== Records for the task ==
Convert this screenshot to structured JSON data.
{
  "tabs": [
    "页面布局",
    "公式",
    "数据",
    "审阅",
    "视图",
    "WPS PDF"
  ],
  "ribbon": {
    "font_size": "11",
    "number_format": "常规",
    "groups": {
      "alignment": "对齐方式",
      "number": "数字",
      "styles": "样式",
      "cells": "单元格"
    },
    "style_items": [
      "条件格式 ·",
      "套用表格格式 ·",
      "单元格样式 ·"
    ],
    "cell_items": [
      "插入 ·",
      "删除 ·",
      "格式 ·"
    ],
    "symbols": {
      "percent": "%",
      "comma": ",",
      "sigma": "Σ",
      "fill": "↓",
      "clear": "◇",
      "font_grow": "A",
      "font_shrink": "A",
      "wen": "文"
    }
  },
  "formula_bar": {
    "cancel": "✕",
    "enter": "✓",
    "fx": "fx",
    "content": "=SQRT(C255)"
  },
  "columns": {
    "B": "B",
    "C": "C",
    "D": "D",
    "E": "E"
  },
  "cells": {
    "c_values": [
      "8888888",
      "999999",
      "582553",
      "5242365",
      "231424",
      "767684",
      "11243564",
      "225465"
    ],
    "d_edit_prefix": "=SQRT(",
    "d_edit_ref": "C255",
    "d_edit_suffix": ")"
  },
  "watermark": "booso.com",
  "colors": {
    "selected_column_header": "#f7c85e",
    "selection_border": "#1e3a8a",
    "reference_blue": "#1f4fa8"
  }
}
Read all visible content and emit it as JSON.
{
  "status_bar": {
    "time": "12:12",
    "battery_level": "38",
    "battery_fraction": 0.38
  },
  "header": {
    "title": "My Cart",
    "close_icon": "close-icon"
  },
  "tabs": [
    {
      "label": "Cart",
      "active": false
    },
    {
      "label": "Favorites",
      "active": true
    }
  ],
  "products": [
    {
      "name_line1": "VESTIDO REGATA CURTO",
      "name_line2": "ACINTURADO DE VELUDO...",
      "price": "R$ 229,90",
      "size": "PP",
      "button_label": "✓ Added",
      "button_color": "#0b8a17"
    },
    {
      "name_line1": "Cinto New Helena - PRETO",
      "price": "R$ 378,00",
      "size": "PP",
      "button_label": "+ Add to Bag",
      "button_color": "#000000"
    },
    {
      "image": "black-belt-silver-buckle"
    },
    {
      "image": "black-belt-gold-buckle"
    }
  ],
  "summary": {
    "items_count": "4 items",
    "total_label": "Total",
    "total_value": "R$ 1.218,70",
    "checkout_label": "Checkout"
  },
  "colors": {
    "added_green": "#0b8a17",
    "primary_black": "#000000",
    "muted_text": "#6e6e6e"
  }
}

== Instructions for the task ==
Transcribe the records above exactly, but only from the line that contains "Read all visible content and emit it as JSON." through their final line, inclusive.

== Exercise output ==
Read all visible content and emit it as JSON.
{
  "status_bar": {
    "time": "12:12",
    "battery_level": "38",
    "battery_fraction": 0.38
  },
  "header": {
    "title": "My Cart",
    "close_icon": "close-icon"
  },
  "tabs": [
    {
      "label": "Cart",
      "active": false
    },
    {
      "label": "Favorites",
      "active": true
    }
  ],
  "products": [
    {
      "name_line1": "VESTIDO REGATA CURTO",
      "name_line2": "ACINTURADO DE VELUDO...",
      "price": "R$ 229,90",
      "size": "PP",
      "button_label": "✓ Added",
      "button_color": "#0b8a17"
    },
    {
      "name_line1": "Cinto New Helena - PRETO",
      "price": "R$ 378,00",
      "size": "PP",
      "button_label": "+ Add to Bag",
      "button_color": "#000000"
    },
    {
      "image": "black-belt-silver-buckle"
    },
    {
      "image": "black-belt-gold-buckle"
    }
  ],
  "summary": {
    "items_count": "4 items",
    "total_label": "Total",
    "total_value": "R$ 1.218,70",
    "checkout_label": "Checkout"
  },
  "colors": {
    "added_green": "#0b8a17",
    "primary_black": "#000000",
    "muted_text": "#6e6e6e"
  }
}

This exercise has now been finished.